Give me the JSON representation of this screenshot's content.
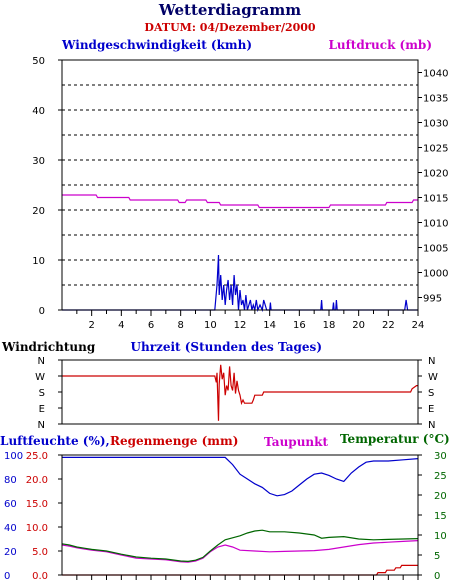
{
  "header": {
    "title": "Wetterdiagramm",
    "subtitle": "DATUM: 04/Dezember/2000"
  },
  "colors": {
    "wind": "#0000cc",
    "pressure": "#cc00cc",
    "direction": "#cc0000",
    "humidity": "#0000cc",
    "rain": "#cc0000",
    "dewpoint": "#cc00cc",
    "temperature": "#006600",
    "title": "#000066",
    "subtitle": "#cc0000"
  },
  "chart_data": [
    {
      "type": "line",
      "xlabel": "Uhrzeit (Stunden des Tages)",
      "xlim": [
        0,
        24
      ],
      "x_ticks": [
        "2",
        "4",
        "6",
        "8",
        "10",
        "12",
        "14",
        "16",
        "18",
        "20",
        "22",
        "24"
      ],
      "left_label": "Windgeschwindigkeit (kmh)",
      "right_label": "Luftdruck (mb)",
      "left_ticks": [
        "0",
        "10",
        "20",
        "30",
        "40",
        "50"
      ],
      "left_ylim": [
        0,
        50
      ],
      "right_ticks": [
        "995",
        "1000",
        "1005",
        "1010",
        "1015",
        "1020",
        "1025",
        "1030",
        "1035",
        "1040"
      ],
      "right_ylim": [
        992.5,
        1042.5
      ],
      "grid": true,
      "series": [
        {
          "name": "Windgeschwindigkeit (kmh)",
          "axis": "left",
          "x": [
            0,
            10.3,
            10.45,
            10.55,
            10.6,
            10.7,
            10.8,
            10.9,
            11.0,
            11.1,
            11.2,
            11.3,
            11.4,
            11.5,
            11.6,
            11.7,
            11.8,
            11.9,
            12.0,
            12.1,
            12.2,
            12.3,
            12.4,
            12.5,
            12.6,
            12.7,
            12.8,
            12.9,
            13.0,
            13.1,
            13.2,
            13.35,
            13.5,
            13.6,
            13.8,
            14.0,
            14.05,
            14.1,
            17.45,
            17.5,
            17.55,
            18.25,
            18.3,
            18.35,
            18.45,
            18.5,
            18.55,
            23.1,
            23.2,
            23.3,
            24
          ],
          "y": [
            0,
            0,
            5,
            11,
            3,
            7,
            2,
            5,
            1,
            4,
            6,
            2,
            5,
            1,
            7,
            3,
            5,
            0,
            4,
            1,
            2,
            0,
            3,
            0,
            1,
            2,
            0,
            1,
            0,
            2,
            0,
            1,
            0,
            2,
            0,
            0,
            1.5,
            0,
            0,
            2,
            0,
            0,
            1.5,
            0,
            0,
            2,
            0,
            0,
            2,
            0,
            0
          ]
        },
        {
          "name": "Luftdruck (mb)",
          "axis": "right",
          "x": [
            0,
            2.3,
            2.4,
            4.5,
            4.6,
            7.8,
            7.9,
            8.3,
            8.4,
            9.7,
            9.8,
            10.6,
            10.7,
            13.2,
            13.3,
            18.0,
            18.1,
            21.8,
            21.9,
            23.6,
            23.7,
            24
          ],
          "y": [
            1015.5,
            1015.5,
            1015.0,
            1015.0,
            1014.5,
            1014.5,
            1014.0,
            1014.0,
            1014.5,
            1014.5,
            1014.0,
            1014.0,
            1013.5,
            1013.5,
            1013.0,
            1013.0,
            1013.5,
            1013.5,
            1014.0,
            1014.0,
            1014.5,
            1014.5
          ]
        }
      ]
    },
    {
      "type": "line",
      "ylabel": "Windrichtung",
      "xlim": [
        0,
        24
      ],
      "categories": [
        "N",
        "W",
        "S",
        "E",
        "N"
      ],
      "series": [
        {
          "name": "Windrichtung",
          "x": [
            0,
            10.3,
            10.4,
            10.45,
            10.55,
            10.6,
            10.7,
            10.8,
            10.9,
            11.0,
            11.1,
            11.2,
            11.3,
            11.4,
            11.5,
            11.6,
            11.7,
            11.8,
            11.9,
            12.0,
            12.1,
            12.2,
            12.3,
            12.5,
            12.8,
            12.9,
            13.0,
            13.5,
            13.6,
            23.5,
            23.6,
            23.9,
            24
          ],
          "y": [
            1,
            1,
            1.4,
            0.8,
            3.8,
            1.5,
            0.3,
            1.2,
            0.8,
            2.2,
            1.6,
            1.9,
            0.4,
            1.6,
            1.9,
            0.8,
            2.1,
            1.3,
            1.9,
            2.2,
            2.7,
            2.5,
            2.7,
            2.7,
            2.7,
            2.5,
            2.2,
            2.2,
            2,
            2,
            1.8,
            1.6,
            1.6
          ]
        }
      ]
    },
    {
      "type": "line",
      "left_label_1": "Luftfeuchte (%),",
      "left_label_2": "Regenmenge (mm)",
      "center_label": "Taupunkt",
      "right_label": "Temperatur (°C)",
      "xlim": [
        0,
        24
      ],
      "humidity_ticks": [
        "0",
        "20",
        "40",
        "60",
        "80",
        "100"
      ],
      "humidity_ylim": [
        0,
        100
      ],
      "rain_ticks": [
        "0.0",
        "5.0",
        "10.0",
        "15.0",
        "20.0",
        "25.0"
      ],
      "rain_ylim": [
        0,
        25
      ],
      "temp_ticks": [
        "0",
        "5",
        "10",
        "15",
        "20",
        "25",
        "30"
      ],
      "temp_ylim": [
        0,
        30
      ],
      "series": [
        {
          "name": "Luftfeuchte (%)",
          "axis": "humidity",
          "x": [
            0,
            10,
            10.5,
            11,
            11.5,
            12,
            12.5,
            13,
            13.5,
            14,
            14.5,
            15,
            15.5,
            16,
            16.5,
            17,
            17.5,
            18,
            18.5,
            19,
            19.5,
            20,
            20.5,
            21,
            22,
            23,
            24
          ],
          "y": [
            98,
            98,
            98,
            98,
            92,
            84,
            80,
            76,
            73,
            68,
            66,
            67,
            70,
            75,
            80,
            84,
            85,
            83,
            80,
            78,
            85,
            90,
            94,
            95,
            95,
            96,
            97
          ]
        },
        {
          "name": "Regenmenge (mm)",
          "axis": "rain",
          "x": [
            0,
            21.2,
            21.3,
            21.8,
            21.9,
            22.4,
            22.5,
            22.8,
            22.9,
            24
          ],
          "y": [
            0,
            0,
            0.5,
            0.5,
            1.0,
            1.0,
            1.5,
            1.5,
            2.0,
            2.0
          ]
        },
        {
          "name": "Taupunkt",
          "axis": "temperature",
          "x": [
            0,
            0.5,
            1,
            1.5,
            2,
            3,
            4,
            5,
            6,
            7,
            8,
            8.5,
            9,
            9.5,
            10,
            10.5,
            11,
            11.5,
            12,
            13,
            14,
            15,
            16,
            17,
            18,
            19,
            20,
            21,
            22,
            23,
            24
          ],
          "y": [
            7.5,
            7.2,
            6.8,
            6.5,
            6.2,
            5.8,
            5.0,
            4.2,
            4.0,
            3.8,
            3.3,
            3.2,
            3.5,
            4.2,
            5.8,
            7.0,
            7.5,
            7.0,
            6.2,
            6.0,
            5.8,
            5.9,
            6.0,
            6.1,
            6.4,
            7.0,
            7.6,
            8.0,
            8.2,
            8.4,
            8.6
          ]
        },
        {
          "name": "Temperatur (°C)",
          "axis": "temperature",
          "x": [
            0,
            0.5,
            1,
            1.5,
            2,
            3,
            4,
            5,
            6,
            7,
            8,
            8.5,
            9,
            9.5,
            10,
            10.5,
            11,
            11.5,
            12,
            12.5,
            13,
            13.5,
            14,
            15,
            16,
            17,
            17.5,
            18,
            19,
            20,
            21,
            22,
            23,
            24
          ],
          "y": [
            7.8,
            7.5,
            7.0,
            6.7,
            6.4,
            6.0,
            5.2,
            4.5,
            4.2,
            4.0,
            3.5,
            3.4,
            3.7,
            4.4,
            6.0,
            7.5,
            8.8,
            9.3,
            9.8,
            10.5,
            11.0,
            11.2,
            10.8,
            10.8,
            10.5,
            10.0,
            9.2,
            9.4,
            9.6,
            9.0,
            8.8,
            8.9,
            9.0,
            9.1
          ]
        }
      ]
    }
  ]
}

⁂

-- WHAT TO PRODUCE --
Give solely the number of lines in the data that contain the string "Luftfeuchte".

-- ANSWER TO THIS PROBLEM --
2